| Exercise instructions |
Pick out each line of the records in which the word "空载运行" appears.

....................

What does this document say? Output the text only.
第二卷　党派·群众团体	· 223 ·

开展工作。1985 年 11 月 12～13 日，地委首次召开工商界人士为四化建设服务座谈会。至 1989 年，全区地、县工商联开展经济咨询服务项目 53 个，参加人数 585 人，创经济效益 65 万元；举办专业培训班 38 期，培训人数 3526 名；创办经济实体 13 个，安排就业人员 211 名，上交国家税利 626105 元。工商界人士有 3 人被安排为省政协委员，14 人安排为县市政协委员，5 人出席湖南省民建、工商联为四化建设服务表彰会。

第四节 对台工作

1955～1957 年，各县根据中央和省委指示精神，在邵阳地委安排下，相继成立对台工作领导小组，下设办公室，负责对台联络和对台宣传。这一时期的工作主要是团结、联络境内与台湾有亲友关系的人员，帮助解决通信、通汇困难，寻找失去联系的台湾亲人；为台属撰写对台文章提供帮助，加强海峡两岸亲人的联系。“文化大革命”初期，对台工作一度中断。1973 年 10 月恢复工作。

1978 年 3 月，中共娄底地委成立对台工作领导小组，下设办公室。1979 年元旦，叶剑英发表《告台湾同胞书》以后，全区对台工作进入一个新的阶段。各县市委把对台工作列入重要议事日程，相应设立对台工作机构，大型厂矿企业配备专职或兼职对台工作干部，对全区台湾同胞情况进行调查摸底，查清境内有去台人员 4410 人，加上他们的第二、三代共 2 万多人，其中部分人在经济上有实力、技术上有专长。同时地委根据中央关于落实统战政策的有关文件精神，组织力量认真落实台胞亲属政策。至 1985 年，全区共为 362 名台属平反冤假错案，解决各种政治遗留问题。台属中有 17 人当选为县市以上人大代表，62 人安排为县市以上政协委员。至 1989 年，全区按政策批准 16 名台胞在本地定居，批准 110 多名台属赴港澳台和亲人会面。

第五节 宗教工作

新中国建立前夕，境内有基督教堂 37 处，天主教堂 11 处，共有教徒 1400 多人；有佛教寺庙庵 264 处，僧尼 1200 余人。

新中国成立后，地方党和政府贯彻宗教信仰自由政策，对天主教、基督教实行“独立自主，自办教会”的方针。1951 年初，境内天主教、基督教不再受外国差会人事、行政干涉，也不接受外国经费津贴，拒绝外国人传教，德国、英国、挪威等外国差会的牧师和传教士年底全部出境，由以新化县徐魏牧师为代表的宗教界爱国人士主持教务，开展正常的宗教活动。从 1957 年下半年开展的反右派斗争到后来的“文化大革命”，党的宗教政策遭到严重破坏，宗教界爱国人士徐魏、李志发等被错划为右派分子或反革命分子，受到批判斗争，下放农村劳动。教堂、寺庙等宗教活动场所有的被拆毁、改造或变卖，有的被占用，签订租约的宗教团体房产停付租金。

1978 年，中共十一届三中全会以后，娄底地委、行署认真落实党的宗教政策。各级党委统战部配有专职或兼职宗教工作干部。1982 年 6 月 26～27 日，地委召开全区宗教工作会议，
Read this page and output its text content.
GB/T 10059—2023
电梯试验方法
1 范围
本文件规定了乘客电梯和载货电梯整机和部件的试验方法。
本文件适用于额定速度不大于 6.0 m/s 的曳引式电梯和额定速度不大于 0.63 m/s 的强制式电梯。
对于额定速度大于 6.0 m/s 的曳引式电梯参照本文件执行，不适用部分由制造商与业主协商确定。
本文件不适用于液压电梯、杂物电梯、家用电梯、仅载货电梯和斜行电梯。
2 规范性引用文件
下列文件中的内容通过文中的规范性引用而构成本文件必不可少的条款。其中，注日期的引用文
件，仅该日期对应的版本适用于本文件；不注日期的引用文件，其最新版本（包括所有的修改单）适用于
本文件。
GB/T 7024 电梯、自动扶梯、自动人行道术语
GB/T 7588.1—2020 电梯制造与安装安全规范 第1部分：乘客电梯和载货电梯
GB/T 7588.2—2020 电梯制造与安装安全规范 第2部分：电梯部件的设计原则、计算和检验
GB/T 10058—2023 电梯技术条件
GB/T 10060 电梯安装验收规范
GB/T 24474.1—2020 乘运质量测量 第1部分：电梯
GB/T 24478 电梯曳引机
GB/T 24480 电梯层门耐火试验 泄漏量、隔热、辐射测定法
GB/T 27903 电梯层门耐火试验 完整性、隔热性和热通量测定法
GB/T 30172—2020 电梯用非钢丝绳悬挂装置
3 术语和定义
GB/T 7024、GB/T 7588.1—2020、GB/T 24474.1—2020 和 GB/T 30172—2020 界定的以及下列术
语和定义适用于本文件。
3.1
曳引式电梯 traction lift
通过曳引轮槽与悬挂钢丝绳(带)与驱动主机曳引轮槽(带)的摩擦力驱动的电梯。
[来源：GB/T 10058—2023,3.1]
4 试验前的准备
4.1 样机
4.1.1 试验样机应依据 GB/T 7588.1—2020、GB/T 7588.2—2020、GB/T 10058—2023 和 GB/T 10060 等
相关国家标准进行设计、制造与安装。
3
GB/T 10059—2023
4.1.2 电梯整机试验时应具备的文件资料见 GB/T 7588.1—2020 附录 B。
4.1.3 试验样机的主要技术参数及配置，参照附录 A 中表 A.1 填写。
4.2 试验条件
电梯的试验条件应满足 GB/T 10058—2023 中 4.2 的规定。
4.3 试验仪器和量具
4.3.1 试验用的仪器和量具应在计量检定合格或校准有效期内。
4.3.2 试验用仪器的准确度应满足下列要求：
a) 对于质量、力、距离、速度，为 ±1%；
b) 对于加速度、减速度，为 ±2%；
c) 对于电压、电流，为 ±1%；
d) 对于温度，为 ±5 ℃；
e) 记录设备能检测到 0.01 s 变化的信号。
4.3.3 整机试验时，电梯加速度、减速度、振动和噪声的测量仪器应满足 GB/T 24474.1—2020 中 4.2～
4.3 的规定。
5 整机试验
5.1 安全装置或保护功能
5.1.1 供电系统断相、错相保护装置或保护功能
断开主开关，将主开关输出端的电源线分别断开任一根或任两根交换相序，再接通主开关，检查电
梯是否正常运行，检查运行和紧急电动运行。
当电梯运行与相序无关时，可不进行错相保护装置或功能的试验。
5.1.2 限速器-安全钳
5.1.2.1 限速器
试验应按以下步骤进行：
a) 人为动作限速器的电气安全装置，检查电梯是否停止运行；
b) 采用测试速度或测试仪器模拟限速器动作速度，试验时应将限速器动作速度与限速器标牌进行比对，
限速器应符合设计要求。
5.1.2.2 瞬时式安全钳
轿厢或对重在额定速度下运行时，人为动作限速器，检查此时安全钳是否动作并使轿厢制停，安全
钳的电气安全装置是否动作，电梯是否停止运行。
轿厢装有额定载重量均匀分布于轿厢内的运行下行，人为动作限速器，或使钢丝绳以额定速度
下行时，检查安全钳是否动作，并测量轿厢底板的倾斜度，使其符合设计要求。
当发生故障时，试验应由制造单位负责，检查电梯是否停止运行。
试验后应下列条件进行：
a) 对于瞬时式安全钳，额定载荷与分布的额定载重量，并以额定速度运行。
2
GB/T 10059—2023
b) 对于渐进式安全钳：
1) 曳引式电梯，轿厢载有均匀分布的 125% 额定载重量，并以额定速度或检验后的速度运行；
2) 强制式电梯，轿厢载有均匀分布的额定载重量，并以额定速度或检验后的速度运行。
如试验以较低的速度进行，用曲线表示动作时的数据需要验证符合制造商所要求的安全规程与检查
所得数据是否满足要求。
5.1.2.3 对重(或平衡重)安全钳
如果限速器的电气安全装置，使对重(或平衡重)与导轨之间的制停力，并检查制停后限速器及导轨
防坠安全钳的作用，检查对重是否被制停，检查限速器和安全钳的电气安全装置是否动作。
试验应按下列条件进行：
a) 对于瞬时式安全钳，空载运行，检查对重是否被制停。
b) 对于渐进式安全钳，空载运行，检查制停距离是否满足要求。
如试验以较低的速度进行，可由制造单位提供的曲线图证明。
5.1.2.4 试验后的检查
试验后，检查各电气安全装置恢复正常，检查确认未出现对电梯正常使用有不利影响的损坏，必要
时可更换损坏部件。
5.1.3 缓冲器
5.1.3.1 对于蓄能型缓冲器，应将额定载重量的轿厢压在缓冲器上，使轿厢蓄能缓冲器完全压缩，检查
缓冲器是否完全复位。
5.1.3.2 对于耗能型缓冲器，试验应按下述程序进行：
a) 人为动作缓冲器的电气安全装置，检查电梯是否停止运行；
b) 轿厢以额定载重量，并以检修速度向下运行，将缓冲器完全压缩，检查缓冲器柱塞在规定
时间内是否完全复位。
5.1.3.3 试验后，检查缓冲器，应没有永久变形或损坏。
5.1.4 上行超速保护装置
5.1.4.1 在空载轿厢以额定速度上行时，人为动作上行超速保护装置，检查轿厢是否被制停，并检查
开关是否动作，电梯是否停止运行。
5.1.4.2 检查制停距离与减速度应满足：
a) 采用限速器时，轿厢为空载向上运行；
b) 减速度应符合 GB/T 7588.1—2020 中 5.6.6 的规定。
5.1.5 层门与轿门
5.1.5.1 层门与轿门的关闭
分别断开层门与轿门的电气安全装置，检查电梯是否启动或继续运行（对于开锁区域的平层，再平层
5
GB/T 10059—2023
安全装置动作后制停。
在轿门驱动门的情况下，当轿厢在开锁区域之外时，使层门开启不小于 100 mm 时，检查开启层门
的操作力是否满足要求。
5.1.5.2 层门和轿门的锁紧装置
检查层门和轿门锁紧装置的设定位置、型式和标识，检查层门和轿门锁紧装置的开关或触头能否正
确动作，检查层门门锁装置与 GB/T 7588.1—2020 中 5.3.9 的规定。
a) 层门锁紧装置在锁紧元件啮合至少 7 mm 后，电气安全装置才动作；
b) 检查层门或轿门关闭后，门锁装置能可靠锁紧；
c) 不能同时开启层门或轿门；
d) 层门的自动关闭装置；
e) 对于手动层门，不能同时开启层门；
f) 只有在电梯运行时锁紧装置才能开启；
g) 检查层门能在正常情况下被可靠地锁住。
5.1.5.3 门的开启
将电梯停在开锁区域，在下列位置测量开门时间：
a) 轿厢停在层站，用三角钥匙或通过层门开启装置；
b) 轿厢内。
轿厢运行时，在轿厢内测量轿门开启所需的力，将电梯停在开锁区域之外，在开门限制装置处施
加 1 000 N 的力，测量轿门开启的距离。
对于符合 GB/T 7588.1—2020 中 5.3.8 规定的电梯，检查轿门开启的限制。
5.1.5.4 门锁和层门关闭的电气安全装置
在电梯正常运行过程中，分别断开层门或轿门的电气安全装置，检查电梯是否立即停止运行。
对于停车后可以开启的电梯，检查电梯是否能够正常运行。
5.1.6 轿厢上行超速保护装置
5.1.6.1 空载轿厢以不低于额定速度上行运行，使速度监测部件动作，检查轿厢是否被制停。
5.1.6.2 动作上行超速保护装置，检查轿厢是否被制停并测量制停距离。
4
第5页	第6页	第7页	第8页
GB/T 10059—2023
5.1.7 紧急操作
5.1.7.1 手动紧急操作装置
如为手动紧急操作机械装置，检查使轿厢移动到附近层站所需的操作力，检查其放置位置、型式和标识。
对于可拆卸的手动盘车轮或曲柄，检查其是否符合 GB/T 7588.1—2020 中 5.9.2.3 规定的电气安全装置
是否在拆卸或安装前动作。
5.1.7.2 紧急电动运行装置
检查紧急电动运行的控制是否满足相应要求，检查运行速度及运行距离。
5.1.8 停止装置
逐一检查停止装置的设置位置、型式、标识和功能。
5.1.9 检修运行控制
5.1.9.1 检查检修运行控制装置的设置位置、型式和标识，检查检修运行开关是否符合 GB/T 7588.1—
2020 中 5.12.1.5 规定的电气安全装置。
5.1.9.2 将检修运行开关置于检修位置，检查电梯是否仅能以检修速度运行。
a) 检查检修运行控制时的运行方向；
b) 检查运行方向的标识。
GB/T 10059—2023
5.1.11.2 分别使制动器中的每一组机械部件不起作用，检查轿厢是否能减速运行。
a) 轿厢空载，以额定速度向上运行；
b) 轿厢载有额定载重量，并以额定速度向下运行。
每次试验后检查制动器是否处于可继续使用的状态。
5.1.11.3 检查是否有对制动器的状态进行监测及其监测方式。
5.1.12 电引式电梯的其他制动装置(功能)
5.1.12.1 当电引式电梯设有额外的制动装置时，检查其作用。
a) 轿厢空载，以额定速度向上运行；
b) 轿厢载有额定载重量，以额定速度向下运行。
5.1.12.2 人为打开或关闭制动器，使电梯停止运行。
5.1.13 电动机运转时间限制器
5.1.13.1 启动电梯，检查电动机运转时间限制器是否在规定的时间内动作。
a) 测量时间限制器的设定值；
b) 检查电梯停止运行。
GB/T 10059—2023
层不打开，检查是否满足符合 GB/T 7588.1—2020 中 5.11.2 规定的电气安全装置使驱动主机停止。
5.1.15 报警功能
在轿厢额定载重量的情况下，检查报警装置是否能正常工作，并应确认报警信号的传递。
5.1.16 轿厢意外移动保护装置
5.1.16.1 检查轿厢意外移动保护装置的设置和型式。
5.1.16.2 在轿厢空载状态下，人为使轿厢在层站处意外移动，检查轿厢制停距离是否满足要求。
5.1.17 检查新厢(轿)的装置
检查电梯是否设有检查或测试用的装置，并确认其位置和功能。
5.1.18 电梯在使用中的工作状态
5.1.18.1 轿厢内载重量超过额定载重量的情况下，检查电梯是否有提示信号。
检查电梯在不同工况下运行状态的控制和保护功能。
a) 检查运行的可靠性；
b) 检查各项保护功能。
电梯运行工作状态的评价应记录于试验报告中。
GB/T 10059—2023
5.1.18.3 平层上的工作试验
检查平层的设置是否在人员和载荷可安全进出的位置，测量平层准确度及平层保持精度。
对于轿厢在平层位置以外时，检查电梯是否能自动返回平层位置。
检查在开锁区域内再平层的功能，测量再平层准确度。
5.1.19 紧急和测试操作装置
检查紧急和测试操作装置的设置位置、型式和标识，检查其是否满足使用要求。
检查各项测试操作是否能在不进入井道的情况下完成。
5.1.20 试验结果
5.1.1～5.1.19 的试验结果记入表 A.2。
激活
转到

....................

| Reply |
a) 对于瞬时式安全钳，空载运行，检查对重是否被制停。
b) 对于渐进式安全钳，空载运行，检查制停距离是否满足要求。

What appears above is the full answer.